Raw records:
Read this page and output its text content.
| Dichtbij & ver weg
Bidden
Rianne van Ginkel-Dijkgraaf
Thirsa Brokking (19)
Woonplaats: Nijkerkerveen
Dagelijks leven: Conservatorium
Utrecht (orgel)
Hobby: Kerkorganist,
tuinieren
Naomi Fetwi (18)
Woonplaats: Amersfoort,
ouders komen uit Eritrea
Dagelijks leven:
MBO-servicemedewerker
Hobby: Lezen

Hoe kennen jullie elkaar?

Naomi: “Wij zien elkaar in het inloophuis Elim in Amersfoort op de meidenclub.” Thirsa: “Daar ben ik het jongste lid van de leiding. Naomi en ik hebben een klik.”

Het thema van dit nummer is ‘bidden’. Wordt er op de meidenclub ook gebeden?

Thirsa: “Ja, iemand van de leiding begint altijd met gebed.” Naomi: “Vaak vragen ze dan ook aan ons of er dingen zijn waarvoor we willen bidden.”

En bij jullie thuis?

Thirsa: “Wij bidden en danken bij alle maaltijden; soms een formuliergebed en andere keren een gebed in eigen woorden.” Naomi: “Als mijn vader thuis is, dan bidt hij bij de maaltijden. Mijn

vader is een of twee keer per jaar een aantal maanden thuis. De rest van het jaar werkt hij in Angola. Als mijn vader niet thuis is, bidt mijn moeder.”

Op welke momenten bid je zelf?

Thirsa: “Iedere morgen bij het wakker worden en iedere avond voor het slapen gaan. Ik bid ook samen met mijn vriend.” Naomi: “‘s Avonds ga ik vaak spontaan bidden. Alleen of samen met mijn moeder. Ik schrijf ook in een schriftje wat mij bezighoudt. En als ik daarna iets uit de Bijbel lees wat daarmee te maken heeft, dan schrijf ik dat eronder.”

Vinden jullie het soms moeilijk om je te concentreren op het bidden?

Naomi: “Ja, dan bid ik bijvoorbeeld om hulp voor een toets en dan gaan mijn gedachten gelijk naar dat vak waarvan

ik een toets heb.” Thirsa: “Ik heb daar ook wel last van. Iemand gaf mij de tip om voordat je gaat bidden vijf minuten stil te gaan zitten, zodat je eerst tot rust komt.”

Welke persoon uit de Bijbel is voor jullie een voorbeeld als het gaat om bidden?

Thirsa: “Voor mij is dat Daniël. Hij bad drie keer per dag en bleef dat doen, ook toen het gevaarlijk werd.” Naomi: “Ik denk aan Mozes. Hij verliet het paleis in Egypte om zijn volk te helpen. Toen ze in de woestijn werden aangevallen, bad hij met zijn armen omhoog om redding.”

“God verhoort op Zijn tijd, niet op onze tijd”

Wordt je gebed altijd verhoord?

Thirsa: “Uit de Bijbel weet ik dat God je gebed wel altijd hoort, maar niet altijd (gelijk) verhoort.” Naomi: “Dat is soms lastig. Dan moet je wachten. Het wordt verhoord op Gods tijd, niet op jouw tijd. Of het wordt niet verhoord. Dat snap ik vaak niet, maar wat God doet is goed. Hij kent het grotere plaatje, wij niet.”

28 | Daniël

EXERCISE OBJECTIVE >>
Repeat the listing in full, keeping every line exactly as it is.

THE RESPONSE >>
Read this page and output its text content.
| Dichtbij & ver weg
Bidden
Rianne van Ginkel-Dijkgraaf
Thirsa Brokking (19)
Woonplaats: Nijkerkerveen
Dagelijks leven: Conservatorium
Utrecht (orgel)
Hobby: Kerkorganist,
tuinieren
Naomi Fetwi (18)
Woonplaats: Amersfoort,
ouders komen uit Eritrea
Dagelijks leven:
MBO-servicemedewerker
Hobby: Lezen

Hoe kennen jullie elkaar?

Naomi: “Wij zien elkaar in het inloophuis Elim in Amersfoort op de meidenclub.” Thirsa: “Daar ben ik het jongste lid van de leiding. Naomi en ik hebben een klik.”

Het thema van dit nummer is ‘bidden’. Wordt er op de meidenclub ook gebeden?

Thirsa: “Ja, iemand van de leiding begint altijd met gebed.” Naomi: “Vaak vragen ze dan ook aan ons of er dingen zijn waarvoor we willen bidden.”

En bij jullie thuis?

Thirsa: “Wij bidden en danken bij alle maaltijden; soms een formuliergebed en andere keren een gebed in eigen woorden.” Naomi: “Als mijn vader thuis is, dan bidt hij bij de maaltijden. Mijn

vader is een of twee keer per jaar een aantal maanden thuis. De rest van het jaar werkt hij in Angola. Als mijn vader niet thuis is, bidt mijn moeder.”

Op welke momenten bid je zelf?

Thirsa: “Iedere morgen bij het wakker worden en iedere avond voor het slapen gaan. Ik bid ook samen met mijn vriend.” Naomi: “‘s Avonds ga ik vaak spontaan bidden. Alleen of samen met mijn moeder. Ik schrijf ook in een schriftje wat mij bezighoudt. En als ik daarna iets uit de Bijbel lees wat daarmee te maken heeft, dan schrijf ik dat eronder.”

Vinden jullie het soms moeilijk om je te concentreren op het bidden?

Naomi: “Ja, dan bid ik bijvoorbeeld om hulp voor een toets en dan gaan mijn gedachten gelijk naar dat vak waarvan

ik een toets heb.” Thirsa: “Ik heb daar ook wel last van. Iemand gaf mij de tip om voordat je gaat bidden vijf minuten stil te gaan zitten, zodat je eerst tot rust komt.”

Welke persoon uit de Bijbel is voor jullie een voorbeeld als het gaat om bidden?

Thirsa: “Voor mij is dat Daniël. Hij bad drie keer per dag en bleef dat doen, ook toen het gevaarlijk werd.” Naomi: “Ik denk aan Mozes. Hij verliet het paleis in Egypte om zijn volk te helpen. Toen ze in de woestijn werden aangevallen, bad hij met zijn armen omhoog om redding.”

“God verhoort op Zijn tijd, niet op onze tijd”

Wordt je gebed altijd verhoord?

Thirsa: “Uit de Bijbel weet ik dat God je gebed wel altijd hoort, maar niet altijd (gelijk) verhoort.” Naomi: “Dat is soms lastig. Dan moet je wachten. Het wordt verhoord op Gods tijd, niet op jouw tijd. Of het wordt niet verhoord. Dat snap ik vaak niet, maar wat God doet is goed. Hij kent het grotere plaatje, wij niet.”

28 | Daniël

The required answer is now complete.